▶ _Given request_
Which lines in the entries below contain the word "Latitude"? Show each of those lines in full.

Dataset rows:
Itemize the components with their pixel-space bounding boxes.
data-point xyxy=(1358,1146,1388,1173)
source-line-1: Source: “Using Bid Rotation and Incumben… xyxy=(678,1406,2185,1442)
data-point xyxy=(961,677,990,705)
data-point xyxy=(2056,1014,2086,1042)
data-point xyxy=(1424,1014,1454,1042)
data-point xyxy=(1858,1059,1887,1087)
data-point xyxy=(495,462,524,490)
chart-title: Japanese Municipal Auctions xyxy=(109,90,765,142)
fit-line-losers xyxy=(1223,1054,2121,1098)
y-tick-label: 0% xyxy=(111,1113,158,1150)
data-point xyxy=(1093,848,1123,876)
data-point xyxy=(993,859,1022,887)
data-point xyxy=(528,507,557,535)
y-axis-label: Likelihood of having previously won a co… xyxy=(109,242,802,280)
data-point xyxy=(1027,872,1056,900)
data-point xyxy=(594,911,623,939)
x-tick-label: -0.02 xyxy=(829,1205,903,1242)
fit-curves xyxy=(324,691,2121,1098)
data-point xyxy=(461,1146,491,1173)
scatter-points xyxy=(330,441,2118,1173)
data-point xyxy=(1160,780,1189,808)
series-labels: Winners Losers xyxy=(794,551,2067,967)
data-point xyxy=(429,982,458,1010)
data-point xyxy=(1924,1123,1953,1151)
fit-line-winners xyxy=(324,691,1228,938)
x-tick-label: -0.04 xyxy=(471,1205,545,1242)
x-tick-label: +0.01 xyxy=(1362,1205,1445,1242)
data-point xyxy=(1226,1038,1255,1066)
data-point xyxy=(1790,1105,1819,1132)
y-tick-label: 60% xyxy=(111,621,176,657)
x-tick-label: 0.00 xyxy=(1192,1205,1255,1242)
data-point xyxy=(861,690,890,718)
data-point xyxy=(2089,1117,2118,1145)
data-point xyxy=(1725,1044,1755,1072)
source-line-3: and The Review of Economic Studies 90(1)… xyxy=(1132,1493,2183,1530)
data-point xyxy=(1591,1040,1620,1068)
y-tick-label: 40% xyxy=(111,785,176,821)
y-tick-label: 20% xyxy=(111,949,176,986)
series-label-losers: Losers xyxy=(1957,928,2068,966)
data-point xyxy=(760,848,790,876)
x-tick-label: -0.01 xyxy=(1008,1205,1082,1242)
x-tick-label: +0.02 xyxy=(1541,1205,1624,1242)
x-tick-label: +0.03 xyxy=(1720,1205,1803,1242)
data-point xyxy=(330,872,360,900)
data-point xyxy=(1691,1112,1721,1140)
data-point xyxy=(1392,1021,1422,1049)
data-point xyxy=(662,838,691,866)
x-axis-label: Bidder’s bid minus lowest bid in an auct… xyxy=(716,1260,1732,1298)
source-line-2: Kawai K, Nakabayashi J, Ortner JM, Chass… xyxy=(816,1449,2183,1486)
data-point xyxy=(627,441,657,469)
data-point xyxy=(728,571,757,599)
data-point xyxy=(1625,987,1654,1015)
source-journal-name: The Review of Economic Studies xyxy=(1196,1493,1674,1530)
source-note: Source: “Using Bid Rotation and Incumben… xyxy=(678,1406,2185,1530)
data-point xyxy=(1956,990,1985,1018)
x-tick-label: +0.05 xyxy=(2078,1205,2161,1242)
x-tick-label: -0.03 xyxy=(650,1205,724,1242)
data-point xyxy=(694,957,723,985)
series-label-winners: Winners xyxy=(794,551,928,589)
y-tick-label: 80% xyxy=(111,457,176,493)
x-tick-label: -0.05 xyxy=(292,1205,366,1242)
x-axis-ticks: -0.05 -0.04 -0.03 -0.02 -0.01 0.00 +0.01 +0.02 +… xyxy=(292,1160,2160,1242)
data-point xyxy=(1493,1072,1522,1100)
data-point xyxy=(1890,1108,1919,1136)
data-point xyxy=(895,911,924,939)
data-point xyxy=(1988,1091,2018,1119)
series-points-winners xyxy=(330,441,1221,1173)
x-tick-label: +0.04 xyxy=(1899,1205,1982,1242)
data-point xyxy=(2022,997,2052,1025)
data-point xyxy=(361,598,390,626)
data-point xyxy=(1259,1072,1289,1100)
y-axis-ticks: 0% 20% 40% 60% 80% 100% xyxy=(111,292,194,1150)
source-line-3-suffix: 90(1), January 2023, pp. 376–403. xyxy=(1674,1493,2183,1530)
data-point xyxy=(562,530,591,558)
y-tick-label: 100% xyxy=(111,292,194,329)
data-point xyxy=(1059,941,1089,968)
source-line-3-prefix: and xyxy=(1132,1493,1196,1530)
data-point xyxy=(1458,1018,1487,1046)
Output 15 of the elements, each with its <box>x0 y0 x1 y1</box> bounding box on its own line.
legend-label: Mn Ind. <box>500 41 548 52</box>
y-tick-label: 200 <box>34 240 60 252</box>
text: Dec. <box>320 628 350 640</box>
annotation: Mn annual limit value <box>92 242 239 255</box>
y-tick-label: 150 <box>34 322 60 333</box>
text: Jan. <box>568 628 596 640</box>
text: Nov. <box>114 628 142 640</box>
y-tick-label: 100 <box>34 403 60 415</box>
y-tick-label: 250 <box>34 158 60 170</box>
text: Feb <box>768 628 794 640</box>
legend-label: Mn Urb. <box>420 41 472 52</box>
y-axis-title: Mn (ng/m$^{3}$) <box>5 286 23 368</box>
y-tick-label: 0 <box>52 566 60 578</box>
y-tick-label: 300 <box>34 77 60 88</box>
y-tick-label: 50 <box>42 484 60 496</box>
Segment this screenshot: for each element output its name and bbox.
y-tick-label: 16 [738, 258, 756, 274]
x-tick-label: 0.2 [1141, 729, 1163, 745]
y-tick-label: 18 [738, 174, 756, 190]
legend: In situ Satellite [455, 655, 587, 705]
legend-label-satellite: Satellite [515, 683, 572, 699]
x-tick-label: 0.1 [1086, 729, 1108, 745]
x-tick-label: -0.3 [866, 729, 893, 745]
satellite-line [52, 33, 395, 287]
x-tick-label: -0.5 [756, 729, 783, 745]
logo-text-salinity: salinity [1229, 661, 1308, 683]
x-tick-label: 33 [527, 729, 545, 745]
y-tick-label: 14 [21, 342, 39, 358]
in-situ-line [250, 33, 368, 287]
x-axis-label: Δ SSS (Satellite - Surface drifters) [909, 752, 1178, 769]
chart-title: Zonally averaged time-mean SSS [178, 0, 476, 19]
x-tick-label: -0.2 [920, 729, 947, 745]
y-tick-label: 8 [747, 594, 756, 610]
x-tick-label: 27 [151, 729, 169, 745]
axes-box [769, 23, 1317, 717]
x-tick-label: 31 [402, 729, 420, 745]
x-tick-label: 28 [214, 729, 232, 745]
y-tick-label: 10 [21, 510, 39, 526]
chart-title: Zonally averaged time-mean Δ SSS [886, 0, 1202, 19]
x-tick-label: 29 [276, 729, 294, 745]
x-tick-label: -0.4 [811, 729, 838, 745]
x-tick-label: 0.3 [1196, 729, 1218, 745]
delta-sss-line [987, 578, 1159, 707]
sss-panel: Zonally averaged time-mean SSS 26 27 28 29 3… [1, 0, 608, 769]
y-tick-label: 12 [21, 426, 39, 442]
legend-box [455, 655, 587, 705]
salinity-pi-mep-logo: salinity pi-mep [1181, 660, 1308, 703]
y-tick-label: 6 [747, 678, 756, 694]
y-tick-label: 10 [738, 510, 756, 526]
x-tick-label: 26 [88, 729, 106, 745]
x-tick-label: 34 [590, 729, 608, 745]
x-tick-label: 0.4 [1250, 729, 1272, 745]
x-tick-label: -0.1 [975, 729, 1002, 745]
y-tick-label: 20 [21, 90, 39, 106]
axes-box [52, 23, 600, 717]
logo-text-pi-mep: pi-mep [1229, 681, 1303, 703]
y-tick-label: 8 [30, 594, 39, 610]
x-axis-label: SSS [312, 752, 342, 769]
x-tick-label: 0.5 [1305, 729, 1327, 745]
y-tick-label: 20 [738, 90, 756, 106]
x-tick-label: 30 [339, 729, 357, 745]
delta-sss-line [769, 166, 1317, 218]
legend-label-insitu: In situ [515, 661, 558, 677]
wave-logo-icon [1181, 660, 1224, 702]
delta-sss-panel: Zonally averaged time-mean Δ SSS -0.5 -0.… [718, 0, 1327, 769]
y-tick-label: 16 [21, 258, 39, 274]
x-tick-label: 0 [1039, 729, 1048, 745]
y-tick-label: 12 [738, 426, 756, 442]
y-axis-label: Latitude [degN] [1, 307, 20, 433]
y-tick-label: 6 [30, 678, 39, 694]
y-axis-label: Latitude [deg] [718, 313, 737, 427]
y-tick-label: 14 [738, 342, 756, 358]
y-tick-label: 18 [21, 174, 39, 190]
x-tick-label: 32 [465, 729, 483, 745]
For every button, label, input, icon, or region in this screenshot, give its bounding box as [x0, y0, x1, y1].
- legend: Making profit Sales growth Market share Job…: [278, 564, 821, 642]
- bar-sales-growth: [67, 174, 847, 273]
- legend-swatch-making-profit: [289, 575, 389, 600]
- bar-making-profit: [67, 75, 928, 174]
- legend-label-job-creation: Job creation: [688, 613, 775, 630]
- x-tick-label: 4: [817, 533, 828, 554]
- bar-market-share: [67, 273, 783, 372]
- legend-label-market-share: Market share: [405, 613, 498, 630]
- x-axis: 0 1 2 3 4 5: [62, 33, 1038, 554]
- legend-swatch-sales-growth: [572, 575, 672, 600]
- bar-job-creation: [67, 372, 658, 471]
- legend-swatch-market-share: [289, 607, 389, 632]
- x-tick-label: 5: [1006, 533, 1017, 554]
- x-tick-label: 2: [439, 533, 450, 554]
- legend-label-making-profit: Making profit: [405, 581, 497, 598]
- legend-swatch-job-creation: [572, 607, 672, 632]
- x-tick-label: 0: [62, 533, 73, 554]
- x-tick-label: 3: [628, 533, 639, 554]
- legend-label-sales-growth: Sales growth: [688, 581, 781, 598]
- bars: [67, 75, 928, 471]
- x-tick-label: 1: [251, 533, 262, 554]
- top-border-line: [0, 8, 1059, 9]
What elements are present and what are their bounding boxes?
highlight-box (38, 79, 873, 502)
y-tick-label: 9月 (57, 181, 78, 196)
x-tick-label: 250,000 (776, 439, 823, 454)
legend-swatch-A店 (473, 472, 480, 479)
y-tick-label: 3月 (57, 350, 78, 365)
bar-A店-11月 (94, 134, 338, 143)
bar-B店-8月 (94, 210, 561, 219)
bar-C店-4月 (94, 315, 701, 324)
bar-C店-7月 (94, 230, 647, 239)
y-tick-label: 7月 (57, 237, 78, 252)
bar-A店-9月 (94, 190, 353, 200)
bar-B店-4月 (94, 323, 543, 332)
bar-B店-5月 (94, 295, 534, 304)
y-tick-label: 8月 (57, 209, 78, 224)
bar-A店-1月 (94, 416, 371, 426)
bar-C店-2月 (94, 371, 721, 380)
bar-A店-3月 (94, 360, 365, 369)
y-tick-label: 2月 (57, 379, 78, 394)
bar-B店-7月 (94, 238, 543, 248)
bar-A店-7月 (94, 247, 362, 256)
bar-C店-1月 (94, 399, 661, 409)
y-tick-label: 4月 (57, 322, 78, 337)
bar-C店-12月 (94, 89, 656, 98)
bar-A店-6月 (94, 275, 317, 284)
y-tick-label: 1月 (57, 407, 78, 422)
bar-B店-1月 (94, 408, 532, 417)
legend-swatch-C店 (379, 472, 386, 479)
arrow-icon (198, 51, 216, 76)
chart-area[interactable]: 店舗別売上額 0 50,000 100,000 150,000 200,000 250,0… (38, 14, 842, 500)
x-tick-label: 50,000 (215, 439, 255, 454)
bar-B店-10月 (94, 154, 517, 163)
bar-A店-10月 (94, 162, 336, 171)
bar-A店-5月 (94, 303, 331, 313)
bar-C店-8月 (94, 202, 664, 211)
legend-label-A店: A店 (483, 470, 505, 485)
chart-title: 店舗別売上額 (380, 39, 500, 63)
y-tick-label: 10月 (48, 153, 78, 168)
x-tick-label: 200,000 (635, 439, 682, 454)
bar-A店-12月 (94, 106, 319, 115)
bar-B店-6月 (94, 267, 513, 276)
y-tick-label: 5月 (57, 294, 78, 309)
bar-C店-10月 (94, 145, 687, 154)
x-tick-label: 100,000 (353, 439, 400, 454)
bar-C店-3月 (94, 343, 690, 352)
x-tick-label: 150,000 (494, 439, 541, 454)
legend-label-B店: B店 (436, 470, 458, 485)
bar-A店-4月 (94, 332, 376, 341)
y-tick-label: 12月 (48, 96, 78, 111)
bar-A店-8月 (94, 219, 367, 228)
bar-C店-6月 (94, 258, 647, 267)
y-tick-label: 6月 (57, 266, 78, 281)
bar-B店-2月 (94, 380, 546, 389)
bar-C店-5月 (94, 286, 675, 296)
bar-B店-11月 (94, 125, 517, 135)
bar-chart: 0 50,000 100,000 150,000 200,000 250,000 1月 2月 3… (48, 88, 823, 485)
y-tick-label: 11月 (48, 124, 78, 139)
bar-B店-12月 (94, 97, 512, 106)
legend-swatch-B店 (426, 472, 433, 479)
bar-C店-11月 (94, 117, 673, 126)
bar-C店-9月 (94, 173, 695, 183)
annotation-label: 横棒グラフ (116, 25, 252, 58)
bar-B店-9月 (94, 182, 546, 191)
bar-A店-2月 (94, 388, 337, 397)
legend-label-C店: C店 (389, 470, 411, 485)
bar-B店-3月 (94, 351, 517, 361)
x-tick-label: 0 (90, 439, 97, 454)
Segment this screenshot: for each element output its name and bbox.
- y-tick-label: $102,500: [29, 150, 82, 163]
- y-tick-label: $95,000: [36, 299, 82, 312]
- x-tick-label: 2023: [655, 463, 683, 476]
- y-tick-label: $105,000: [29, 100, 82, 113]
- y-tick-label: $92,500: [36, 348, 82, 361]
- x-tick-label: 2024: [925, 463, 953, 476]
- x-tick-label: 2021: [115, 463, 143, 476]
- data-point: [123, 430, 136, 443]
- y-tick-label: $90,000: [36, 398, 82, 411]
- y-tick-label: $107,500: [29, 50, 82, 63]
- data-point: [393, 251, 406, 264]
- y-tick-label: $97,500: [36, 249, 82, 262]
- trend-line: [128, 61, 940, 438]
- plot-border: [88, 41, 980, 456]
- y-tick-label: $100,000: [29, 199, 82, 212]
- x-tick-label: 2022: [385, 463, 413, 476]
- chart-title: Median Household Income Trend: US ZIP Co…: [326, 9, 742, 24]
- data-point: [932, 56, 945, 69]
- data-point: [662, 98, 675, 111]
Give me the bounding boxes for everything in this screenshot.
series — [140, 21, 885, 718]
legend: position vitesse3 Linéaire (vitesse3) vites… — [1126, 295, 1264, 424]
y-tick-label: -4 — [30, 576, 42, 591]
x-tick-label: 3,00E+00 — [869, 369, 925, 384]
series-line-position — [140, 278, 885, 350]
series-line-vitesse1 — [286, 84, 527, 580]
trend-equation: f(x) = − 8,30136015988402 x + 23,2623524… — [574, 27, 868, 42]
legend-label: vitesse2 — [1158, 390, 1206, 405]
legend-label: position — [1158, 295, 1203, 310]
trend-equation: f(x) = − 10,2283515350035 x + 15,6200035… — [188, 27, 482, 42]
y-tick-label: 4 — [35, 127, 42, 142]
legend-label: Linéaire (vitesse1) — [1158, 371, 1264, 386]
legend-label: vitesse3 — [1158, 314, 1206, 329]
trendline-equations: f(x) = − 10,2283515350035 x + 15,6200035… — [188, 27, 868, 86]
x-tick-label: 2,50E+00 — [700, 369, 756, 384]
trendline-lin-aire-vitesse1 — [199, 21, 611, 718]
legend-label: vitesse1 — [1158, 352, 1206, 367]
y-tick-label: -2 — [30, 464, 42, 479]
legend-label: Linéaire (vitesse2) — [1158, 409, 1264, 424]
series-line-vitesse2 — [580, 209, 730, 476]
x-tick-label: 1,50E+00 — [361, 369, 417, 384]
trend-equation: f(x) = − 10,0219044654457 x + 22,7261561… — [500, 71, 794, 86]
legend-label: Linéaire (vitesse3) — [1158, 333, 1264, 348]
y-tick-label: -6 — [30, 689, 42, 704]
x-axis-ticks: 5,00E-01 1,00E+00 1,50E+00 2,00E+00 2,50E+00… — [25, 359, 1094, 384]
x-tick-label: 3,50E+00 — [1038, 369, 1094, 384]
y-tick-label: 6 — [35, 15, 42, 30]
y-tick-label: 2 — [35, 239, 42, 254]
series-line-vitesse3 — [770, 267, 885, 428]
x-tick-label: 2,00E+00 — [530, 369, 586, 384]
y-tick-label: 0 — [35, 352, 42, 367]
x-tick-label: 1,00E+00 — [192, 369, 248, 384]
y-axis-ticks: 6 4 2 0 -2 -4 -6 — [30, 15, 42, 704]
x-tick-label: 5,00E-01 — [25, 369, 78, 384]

▶ _Right answer_
y-axis-label: Latitude [degN] [1, 307, 20, 433]
y-axis-label: Latitude [deg] [718, 313, 737, 427]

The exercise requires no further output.